▶ [DATA PROVIDED]
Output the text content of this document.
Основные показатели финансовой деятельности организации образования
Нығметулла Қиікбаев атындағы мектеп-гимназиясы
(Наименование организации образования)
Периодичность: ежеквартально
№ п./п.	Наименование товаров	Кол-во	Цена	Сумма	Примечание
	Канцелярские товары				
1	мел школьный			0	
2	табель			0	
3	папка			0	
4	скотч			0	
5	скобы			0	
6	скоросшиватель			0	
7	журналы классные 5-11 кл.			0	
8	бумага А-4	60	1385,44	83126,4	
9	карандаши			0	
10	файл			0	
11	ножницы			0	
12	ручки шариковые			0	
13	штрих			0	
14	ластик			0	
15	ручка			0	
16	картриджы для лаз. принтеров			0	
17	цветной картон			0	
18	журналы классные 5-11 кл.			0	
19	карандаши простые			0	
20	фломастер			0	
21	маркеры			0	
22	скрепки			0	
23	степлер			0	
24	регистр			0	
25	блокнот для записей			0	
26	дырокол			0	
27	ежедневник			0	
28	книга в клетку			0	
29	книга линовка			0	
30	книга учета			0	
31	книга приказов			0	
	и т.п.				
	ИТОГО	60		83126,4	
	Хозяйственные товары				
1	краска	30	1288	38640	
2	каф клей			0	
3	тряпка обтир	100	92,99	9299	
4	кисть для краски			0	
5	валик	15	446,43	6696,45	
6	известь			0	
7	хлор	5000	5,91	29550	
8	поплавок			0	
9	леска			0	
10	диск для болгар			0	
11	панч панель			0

▶ [EXERCISE PROMPT]
Return each entry from above without altering a single character.

▶ [RESULT OF THE EXERCISE]
Output the text content of this document.
Основные показатели финансовой деятельности организации образования
Нығметулла Қиікбаев атындағы мектеп-гимназиясы
(Наименование организации образования)
Периодичность: ежеквартально
№ п./п.	Наименование товаров	Кол-во	Цена	Сумма	Примечание
	Канцелярские товары				
1	мел школьный			0	
2	табель			0	
3	папка			0	
4	скотч			0	
5	скобы			0	
6	скоросшиватель			0	
7	журналы классные 5-11 кл.			0	
8	бумага А-4	60	1385,44	83126,4	
9	карандаши			0	
10	файл			0	
11	ножницы			0	
12	ручки шариковые			0	
13	штрих			0	
14	ластик			0	
15	ручка			0	
16	картриджы для лаз. принтеров			0	
17	цветной картон			0	
18	журналы классные 5-11 кл.			0	
19	карандаши простые			0	
20	фломастер			0	
21	маркеры			0	
22	скрепки			0	
23	степлер			0	
24	регистр			0	
25	блокнот для записей			0	
26	дырокол			0	
27	ежедневник			0	
28	книга в клетку			0	
29	книга линовка			0	
30	книга учета			0	
31	книга приказов			0	
	и т.п.				
	ИТОГО	60		83126,4	
	Хозяйственные товары				
1	краска	30	1288	38640	
2	каф клей			0	
3	тряпка обтир	100	92,99	9299	
4	кисть для краски			0	
5	валик	15	446,43	6696,45	
6	известь			0	
7	хлор	5000	5,91	29550	
8	поплавок			0	
9	леска			0	
10	диск для болгар			0	
11	панч панель			0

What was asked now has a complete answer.